▼▼▼

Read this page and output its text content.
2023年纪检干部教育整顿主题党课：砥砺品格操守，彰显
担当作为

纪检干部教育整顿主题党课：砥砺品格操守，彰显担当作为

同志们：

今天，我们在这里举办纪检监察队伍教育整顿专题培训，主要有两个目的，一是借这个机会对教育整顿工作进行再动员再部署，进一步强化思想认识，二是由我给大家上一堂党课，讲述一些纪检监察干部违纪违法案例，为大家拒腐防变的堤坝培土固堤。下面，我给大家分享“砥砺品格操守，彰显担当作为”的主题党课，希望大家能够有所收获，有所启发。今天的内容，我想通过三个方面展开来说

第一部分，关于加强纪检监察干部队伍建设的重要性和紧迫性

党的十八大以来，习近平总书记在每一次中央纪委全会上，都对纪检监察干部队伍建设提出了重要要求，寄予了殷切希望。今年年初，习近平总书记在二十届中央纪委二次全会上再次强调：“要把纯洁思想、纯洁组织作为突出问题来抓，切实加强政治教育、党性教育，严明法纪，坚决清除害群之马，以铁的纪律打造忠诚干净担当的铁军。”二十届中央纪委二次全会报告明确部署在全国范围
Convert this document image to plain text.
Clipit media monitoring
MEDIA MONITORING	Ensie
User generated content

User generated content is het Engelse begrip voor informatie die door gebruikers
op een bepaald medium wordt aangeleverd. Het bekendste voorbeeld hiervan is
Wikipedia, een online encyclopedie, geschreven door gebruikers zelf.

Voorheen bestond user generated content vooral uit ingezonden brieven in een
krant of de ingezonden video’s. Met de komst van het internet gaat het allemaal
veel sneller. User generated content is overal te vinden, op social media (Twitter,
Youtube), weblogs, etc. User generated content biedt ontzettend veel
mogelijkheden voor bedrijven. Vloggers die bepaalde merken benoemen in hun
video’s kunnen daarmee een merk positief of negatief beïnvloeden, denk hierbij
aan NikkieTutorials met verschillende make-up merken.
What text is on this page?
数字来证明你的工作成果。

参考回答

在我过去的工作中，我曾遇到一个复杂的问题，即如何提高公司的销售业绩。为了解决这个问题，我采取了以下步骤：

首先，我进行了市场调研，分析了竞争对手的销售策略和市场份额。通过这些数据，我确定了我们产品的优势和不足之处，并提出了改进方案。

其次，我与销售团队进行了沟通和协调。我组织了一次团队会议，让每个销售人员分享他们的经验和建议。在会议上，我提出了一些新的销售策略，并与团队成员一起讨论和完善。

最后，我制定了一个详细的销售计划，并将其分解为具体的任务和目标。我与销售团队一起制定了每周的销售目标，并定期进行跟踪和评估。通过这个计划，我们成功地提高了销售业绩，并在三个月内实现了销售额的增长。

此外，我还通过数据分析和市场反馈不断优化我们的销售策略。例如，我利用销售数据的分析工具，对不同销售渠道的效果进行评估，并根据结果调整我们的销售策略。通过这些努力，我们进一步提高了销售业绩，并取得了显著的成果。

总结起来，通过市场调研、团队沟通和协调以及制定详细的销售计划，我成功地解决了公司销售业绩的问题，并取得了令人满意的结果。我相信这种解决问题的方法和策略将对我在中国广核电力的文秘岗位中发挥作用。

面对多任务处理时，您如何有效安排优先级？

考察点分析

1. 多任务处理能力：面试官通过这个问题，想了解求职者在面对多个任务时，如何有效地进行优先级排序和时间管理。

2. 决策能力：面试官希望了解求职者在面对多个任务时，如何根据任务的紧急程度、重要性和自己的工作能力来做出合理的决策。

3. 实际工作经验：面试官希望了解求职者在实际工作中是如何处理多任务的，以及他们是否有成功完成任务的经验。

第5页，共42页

▲▲▲

| Problem details |
Repeat exactly the lines starting at the line with "Convert this document image to plain text." and ending with the final line of the entries. Include nothing else.

| Solved problem |
Convert this document image to plain text.
Clipit media monitoring
MEDIA MONITORING	Ensie
User generated content

User generated content is het Engelse begrip voor informatie die door gebruikers
op een bepaald medium wordt aangeleverd. Het bekendste voorbeeld hiervan is
Wikipedia, een online encyclopedie, geschreven door gebruikers zelf.

Voorheen bestond user generated content vooral uit ingezonden brieven in een
krant of de ingezonden video’s. Met de komst van het internet gaat het allemaal
veel sneller. User generated content is overal te vinden, op social media (Twitter,
Youtube), weblogs, etc. User generated content biedt ontzettend veel
mogelijkheden voor bedrijven. Vloggers die bepaalde merken benoemen in hun
video’s kunnen daarmee een merk positief of negatief beïnvloeden, denk hierbij
aan NikkieTutorials met verschillende make-up merken.
What text is on this page?
数字来证明你的工作成果。

参考回答

在我过去的工作中，我曾遇到一个复杂的问题，即如何提高公司的销售业绩。为了解决这个问题，我采取了以下步骤：

首先，我进行了市场调研，分析了竞争对手的销售策略和市场份额。通过这些数据，我确定了我们产品的优势和不足之处，并提出了改进方案。

其次，我与销售团队进行了沟通和协调。我组织了一次团队会议，让每个销售人员分享他们的经验和建议。在会议上，我提出了一些新的销售策略，并与团队成员一起讨论和完善。

最后，我制定了一个详细的销售计划，并将其分解为具体的任务和目标。我与销售团队一起制定了每周的销售目标，并定期进行跟踪和评估。通过这个计划，我们成功地提高了销售业绩，并在三个月内实现了销售额的增长。

此外，我还通过数据分析和市场反馈不断优化我们的销售策略。例如，我利用销售数据的分析工具，对不同销售渠道的效果进行评估，并根据结果调整我们的销售策略。通过这些努力，我们进一步提高了销售业绩，并取得了显著的成果。

总结起来，通过市场调研、团队沟通和协调以及制定详细的销售计划，我成功地解决了公司销售业绩的问题，并取得了令人满意的结果。我相信这种解决问题的方法和策略将对我在中国广核电力的文秘岗位中发挥作用。

面对多任务处理时，您如何有效安排优先级？

考察点分析

1. 多任务处理能力：面试官通过这个问题，想了解求职者在面对多个任务时，如何有效地进行优先级排序和时间管理。

2. 决策能力：面试官希望了解求职者在面对多个任务时，如何根据任务的紧急程度、重要性和自己的工作能力来做出合理的决策。

3. 实际工作经验：面试官希望了解求职者在实际工作中是如何处理多任务的，以及他们是否有成功完成任务的经验。

第5页，共42页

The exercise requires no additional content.